Task description
Write out the entire listing below exactly, with the pictures left out.

Exercise inputs

══════════

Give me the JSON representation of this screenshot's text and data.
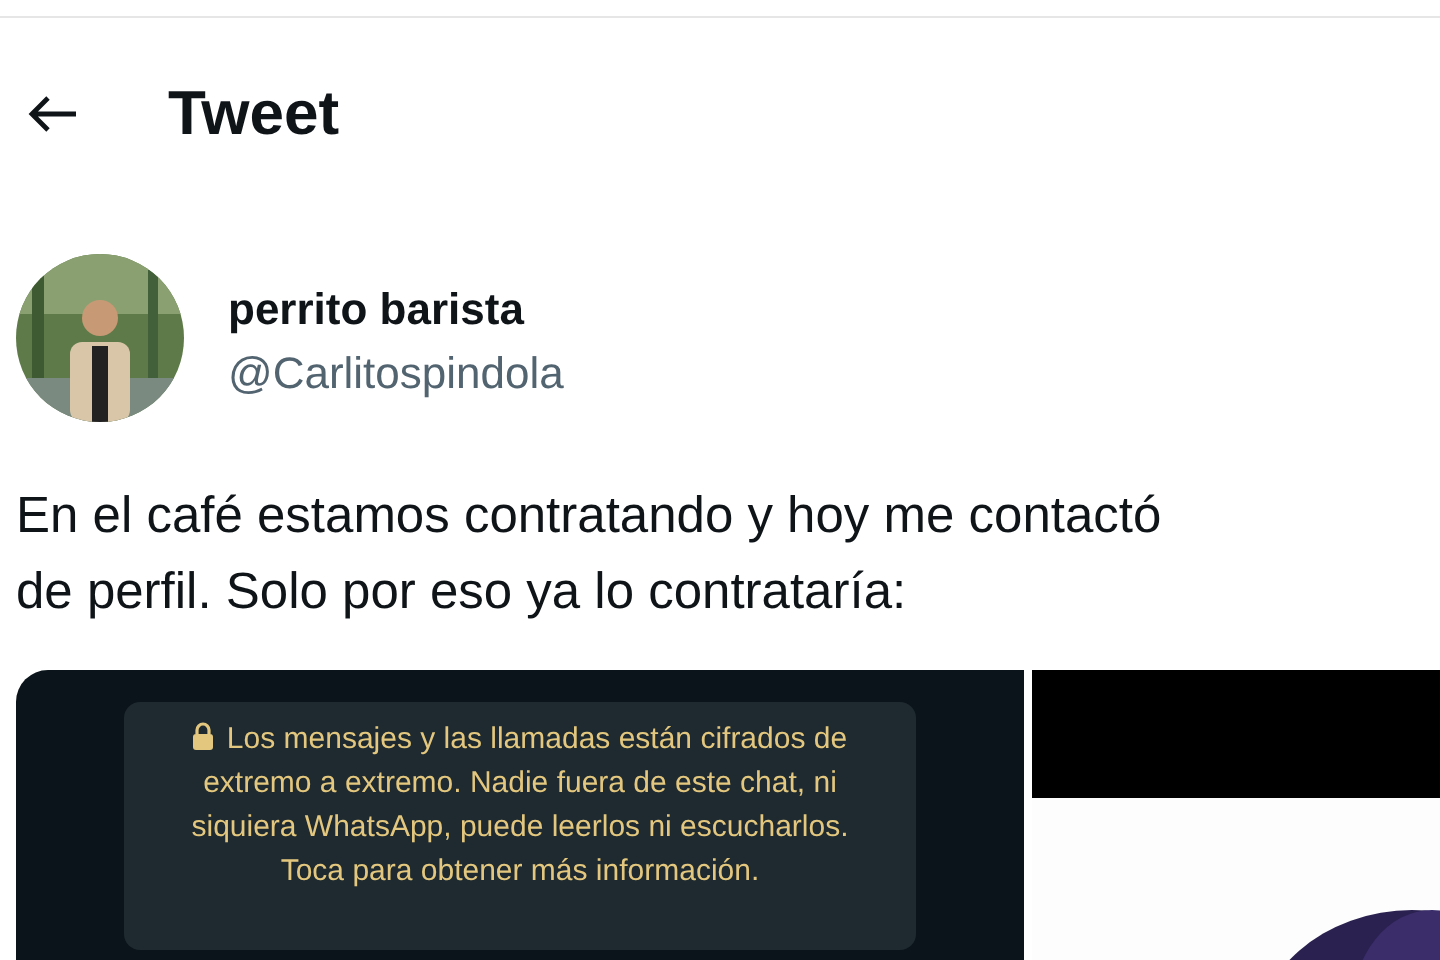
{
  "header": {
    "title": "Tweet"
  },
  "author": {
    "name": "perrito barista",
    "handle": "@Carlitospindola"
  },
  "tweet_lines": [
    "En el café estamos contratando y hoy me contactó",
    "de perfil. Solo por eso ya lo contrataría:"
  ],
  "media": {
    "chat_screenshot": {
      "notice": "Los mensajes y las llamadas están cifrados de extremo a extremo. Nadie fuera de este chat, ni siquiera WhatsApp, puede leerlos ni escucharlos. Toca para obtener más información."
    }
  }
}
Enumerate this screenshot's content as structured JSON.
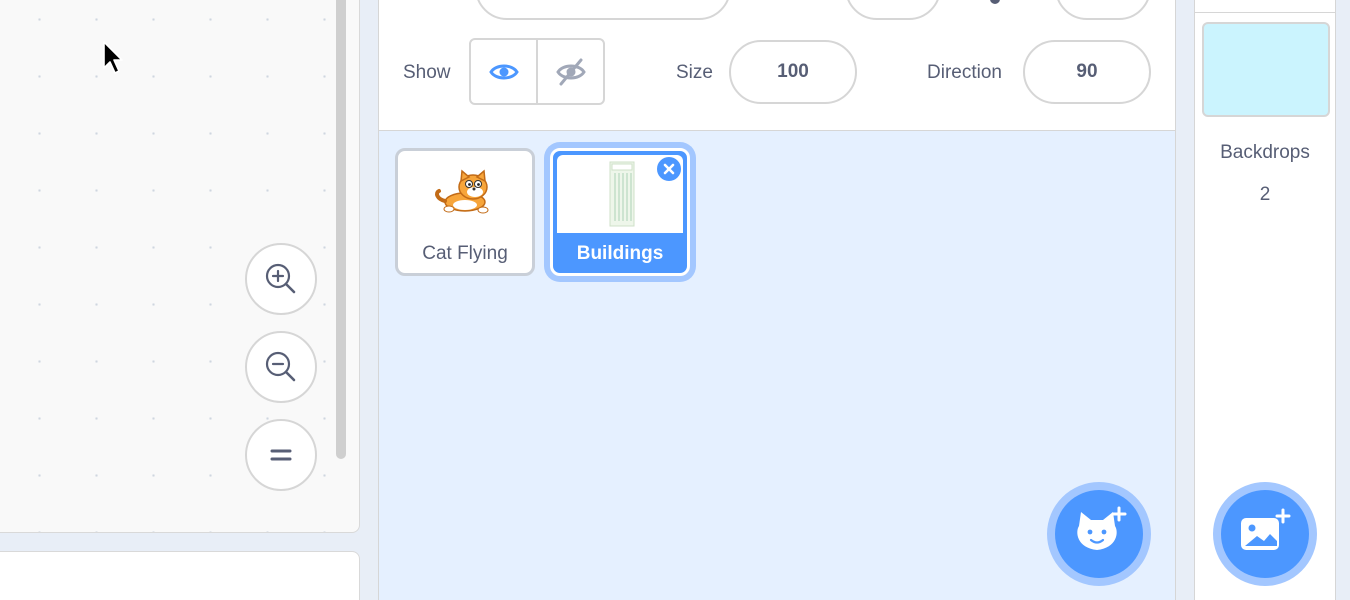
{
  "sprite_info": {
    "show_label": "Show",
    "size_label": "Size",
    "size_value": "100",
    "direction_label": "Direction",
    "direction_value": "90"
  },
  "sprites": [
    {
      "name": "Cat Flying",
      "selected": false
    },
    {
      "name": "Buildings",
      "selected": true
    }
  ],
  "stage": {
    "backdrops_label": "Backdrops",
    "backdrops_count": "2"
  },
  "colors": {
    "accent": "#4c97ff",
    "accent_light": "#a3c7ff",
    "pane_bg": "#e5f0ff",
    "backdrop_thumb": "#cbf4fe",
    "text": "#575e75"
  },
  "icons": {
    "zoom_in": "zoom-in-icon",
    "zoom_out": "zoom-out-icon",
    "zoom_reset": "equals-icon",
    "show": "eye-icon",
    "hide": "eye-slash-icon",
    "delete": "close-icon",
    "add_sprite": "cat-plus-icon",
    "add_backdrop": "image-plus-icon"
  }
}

══════════

Result for this task
Give me the JSON representation of this screenshot's text and data.
{
  "header": {
    "title": "Tweet"
  },
  "author": {
    "name": "perrito barista",
    "handle": "@Carlitospindola"
  },
  "tweet_lines": [
    "En el café estamos contratando y hoy me contactó",
    "de perfil. Solo por eso ya lo contrataría:"
  ],
  "media": {
    "chat_screenshot": {
      "notice": "Los mensajes y las llamadas están cifrados de extremo a extremo. Nadie fuera de este chat, ni siquiera WhatsApp, puede leerlos ni escucharlos. Toca para obtener más información."
    }
  }
}
Enumerate this screenshot's content as structured JSON.
{
  "sprite_info": {
    "show_label": "Show",
    "size_label": "Size",
    "size_value": "100",
    "direction_label": "Direction",
    "direction_value": "90"
  },
  "sprites": [
    {
      "name": "Cat Flying",
      "selected": false
    },
    {
      "name": "Buildings",
      "selected": true
    }
  ],
  "stage": {
    "backdrops_label": "Backdrops",
    "backdrops_count": "2"
  },
  "colors": {
    "accent": "#4c97ff",
    "accent_light": "#a3c7ff",
    "pane_bg": "#e5f0ff",
    "backdrop_thumb": "#cbf4fe",
    "text": "#575e75"
  },
  "icons": {
    "zoom_in": "zoom-in-icon",
    "zoom_out": "zoom-out-icon",
    "zoom_reset": "equals-icon",
    "show": "eye-icon",
    "hide": "eye-slash-icon",
    "delete": "close-icon",
    "add_sprite": "cat-plus-icon",
    "add_backdrop": "image-plus-icon"
  }
}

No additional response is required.